- **Instructions to follow**:
Gather all lines from the material that contain the word "этой".

- **Provided data**:
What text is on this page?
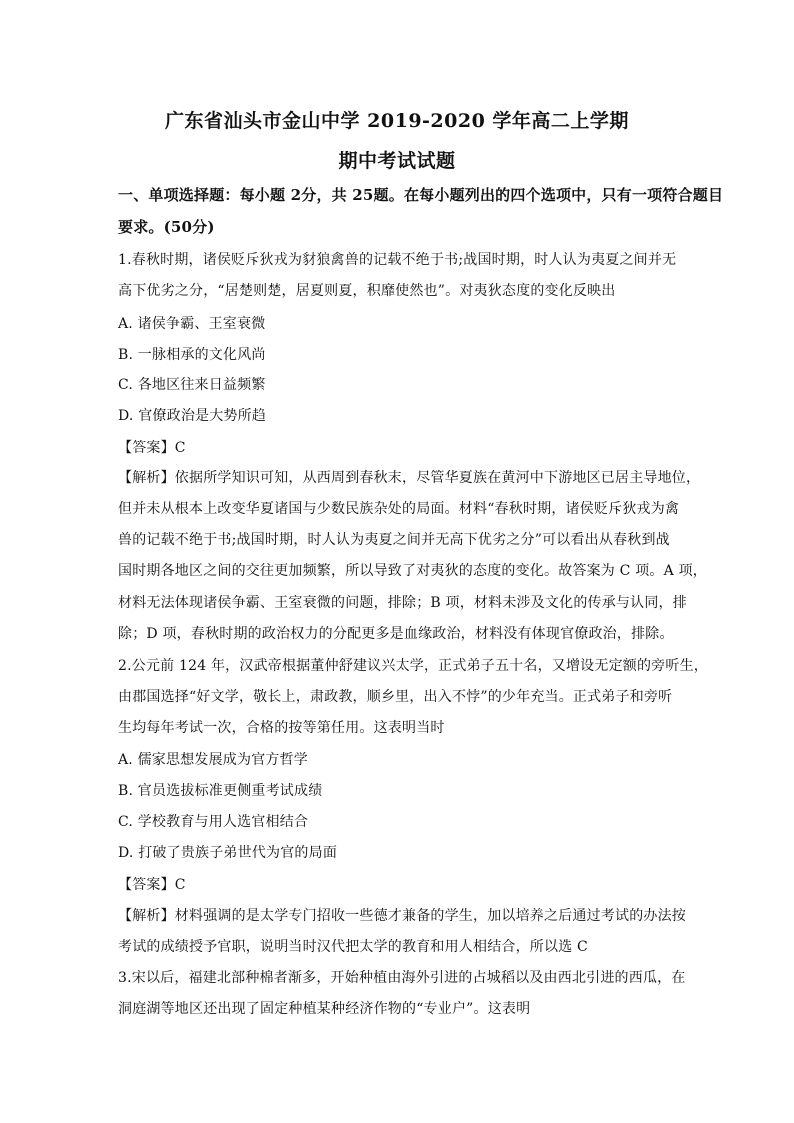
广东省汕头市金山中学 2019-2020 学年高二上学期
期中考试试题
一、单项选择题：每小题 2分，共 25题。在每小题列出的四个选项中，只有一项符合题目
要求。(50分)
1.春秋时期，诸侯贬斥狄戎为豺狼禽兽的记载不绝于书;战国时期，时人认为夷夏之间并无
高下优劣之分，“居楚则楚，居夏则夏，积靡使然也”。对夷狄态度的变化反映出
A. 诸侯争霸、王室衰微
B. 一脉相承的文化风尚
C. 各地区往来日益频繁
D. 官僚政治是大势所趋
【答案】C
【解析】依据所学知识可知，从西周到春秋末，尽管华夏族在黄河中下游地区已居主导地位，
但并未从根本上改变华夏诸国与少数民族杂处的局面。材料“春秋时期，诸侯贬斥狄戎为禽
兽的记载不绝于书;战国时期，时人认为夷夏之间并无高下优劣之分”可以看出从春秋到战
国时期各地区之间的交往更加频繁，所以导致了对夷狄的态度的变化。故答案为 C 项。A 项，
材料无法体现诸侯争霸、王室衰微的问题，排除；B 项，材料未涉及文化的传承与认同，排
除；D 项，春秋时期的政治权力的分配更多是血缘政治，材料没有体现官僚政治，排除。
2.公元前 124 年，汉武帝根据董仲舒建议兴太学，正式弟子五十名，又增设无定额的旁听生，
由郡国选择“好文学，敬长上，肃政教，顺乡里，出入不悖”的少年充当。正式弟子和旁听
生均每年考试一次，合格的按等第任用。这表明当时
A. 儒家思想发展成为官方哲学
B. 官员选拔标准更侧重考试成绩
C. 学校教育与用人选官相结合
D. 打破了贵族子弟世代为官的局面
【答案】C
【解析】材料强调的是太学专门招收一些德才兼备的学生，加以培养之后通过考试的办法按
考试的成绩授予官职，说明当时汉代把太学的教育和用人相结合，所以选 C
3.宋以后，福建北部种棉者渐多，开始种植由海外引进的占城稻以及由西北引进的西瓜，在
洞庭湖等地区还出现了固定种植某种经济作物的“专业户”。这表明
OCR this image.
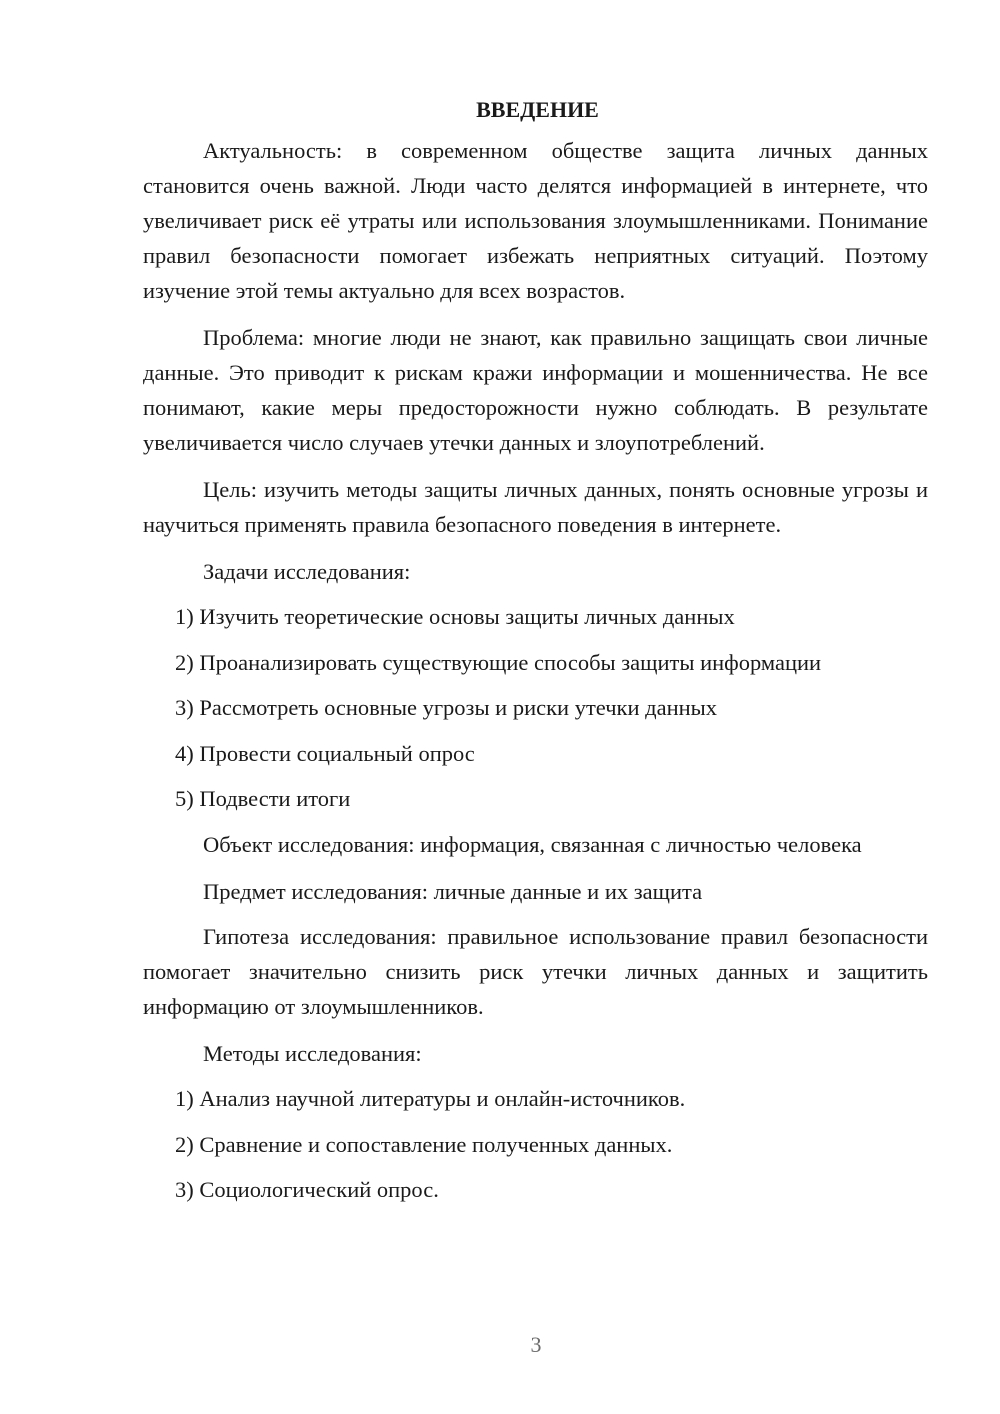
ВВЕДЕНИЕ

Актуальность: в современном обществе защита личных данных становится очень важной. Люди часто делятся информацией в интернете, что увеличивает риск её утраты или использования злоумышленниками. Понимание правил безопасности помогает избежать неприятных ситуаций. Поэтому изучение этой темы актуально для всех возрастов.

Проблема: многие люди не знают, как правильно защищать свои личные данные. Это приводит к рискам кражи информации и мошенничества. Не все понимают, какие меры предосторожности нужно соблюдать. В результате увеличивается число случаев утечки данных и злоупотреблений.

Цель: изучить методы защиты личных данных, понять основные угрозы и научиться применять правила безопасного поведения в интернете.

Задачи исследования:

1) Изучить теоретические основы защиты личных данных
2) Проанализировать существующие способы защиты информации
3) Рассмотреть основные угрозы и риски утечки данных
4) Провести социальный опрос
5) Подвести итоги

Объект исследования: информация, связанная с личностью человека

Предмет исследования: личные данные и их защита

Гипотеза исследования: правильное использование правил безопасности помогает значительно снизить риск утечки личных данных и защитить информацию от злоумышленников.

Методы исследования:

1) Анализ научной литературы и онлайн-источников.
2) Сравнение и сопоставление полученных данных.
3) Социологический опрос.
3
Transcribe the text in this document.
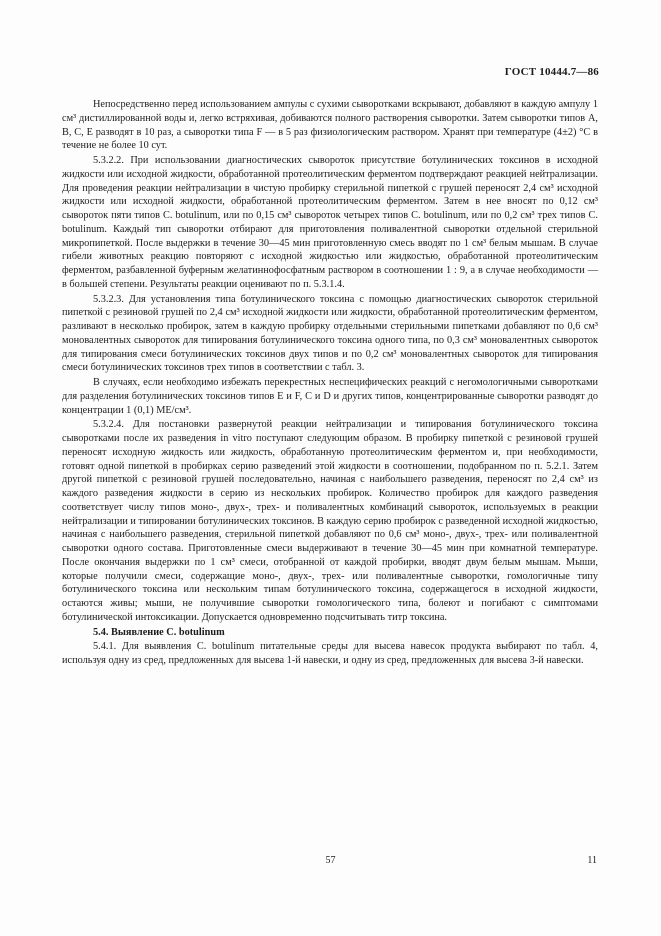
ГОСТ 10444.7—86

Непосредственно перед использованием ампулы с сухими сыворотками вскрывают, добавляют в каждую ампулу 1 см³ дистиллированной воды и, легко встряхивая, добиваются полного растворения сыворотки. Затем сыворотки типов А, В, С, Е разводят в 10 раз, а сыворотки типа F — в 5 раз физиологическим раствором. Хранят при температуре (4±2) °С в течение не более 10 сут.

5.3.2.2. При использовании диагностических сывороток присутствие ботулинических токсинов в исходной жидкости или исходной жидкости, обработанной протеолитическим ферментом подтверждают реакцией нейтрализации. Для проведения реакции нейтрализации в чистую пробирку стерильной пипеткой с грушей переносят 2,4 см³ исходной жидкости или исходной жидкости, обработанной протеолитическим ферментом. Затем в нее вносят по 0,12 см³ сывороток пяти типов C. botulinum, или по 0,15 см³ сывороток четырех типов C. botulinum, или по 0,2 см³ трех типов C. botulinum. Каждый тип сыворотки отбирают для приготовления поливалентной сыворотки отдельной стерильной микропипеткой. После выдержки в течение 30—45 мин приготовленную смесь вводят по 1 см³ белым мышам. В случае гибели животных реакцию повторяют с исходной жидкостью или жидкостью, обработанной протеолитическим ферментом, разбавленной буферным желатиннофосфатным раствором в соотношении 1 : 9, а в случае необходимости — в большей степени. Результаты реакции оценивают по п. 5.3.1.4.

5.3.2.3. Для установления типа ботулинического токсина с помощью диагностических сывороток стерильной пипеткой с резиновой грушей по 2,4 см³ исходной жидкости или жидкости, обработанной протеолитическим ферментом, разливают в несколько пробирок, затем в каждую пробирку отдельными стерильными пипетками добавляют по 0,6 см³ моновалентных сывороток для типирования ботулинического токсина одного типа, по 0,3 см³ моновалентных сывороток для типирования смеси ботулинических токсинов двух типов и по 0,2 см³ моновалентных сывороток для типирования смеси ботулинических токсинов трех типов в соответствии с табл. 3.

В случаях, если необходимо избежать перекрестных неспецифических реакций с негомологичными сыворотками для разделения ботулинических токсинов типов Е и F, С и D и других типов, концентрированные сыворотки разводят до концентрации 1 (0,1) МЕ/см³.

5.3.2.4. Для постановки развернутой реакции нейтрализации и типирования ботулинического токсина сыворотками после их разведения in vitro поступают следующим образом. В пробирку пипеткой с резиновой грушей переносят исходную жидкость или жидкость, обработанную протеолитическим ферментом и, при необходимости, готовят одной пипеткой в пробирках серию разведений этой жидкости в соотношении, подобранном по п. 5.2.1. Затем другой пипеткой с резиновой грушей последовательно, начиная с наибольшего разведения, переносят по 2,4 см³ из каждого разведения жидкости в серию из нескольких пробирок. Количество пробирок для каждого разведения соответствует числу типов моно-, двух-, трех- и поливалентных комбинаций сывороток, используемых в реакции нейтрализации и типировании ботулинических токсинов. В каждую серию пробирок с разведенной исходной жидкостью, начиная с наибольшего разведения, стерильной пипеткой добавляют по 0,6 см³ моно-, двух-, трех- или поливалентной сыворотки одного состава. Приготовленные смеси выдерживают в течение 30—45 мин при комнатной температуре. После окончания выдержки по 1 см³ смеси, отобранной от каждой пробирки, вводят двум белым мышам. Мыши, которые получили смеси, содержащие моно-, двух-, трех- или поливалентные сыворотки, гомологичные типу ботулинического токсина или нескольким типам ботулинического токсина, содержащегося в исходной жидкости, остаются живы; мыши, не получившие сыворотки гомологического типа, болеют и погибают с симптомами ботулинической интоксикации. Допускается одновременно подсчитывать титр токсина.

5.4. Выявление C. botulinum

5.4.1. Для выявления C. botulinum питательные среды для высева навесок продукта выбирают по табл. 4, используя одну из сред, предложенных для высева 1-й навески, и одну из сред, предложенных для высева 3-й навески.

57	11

- **Solution for this task**:
Актуальность: в современном обществе защита личных данных становится очень важной. Люди часто делятся информацией в интернете, что увеличивает риск её утраты или использования злоумышленниками. Понимание правил безопасности помогает избежать неприятных ситуаций. Поэтому изучение этой темы актуально для всех возрастов.
5.3.2.4. Для постановки развернутой реакции нейтрализации и типирования ботулинического токсина сыворотками после их разведения in vitro поступают следующим образом. В пробирку пипеткой с резиновой грушей переносят исходную жидкость или жидкость, обработанную протеолитическим ферментом и, при необходимости, готовят одной пипеткой в пробирках серию разведений этой жидкости в соотношении, подобранном по п. 5.2.1. Затем другой пипеткой с резиновой грушей последовательно, начиная с наибольшего разведения, переносят по 2,4 см³ из каждого разведения жидкости в серию из нескольких пробирок. Количество пробирок для каждого разведения соответствует числу типов моно-, двух-, трех- и поливалентных комбинаций сывороток, используемых в реакции нейтрализации и типировании ботулинических токсинов. В каждую серию пробирок с разведенной исходной жидкостью, начиная с наибольшего разведения, стерильной пипеткой добавляют по 0,6 см³ моно-, двух-, трех- или поливалентной сыворотки одного состава. Приготовленные смеси выдерживают в течение 30—45 мин при комнатной температуре. После окончания выдержки по 1 см³ смеси, отобранной от каждой пробирки, вводят двум белым мышам. Мыши, которые получили смеси, содержащие моно-, двух-, трех- или поливалентные сыворотки, гомологичные типу ботулинического токсина или нескольким типам ботулинического токсина, содержащегося в исходной жидкости, остаются живы; мыши, не получившие сыворотки гомологического типа, болеют и погибают с симптомами ботулинической интоксикации. Допускается одновременно подсчитывать титр токсина.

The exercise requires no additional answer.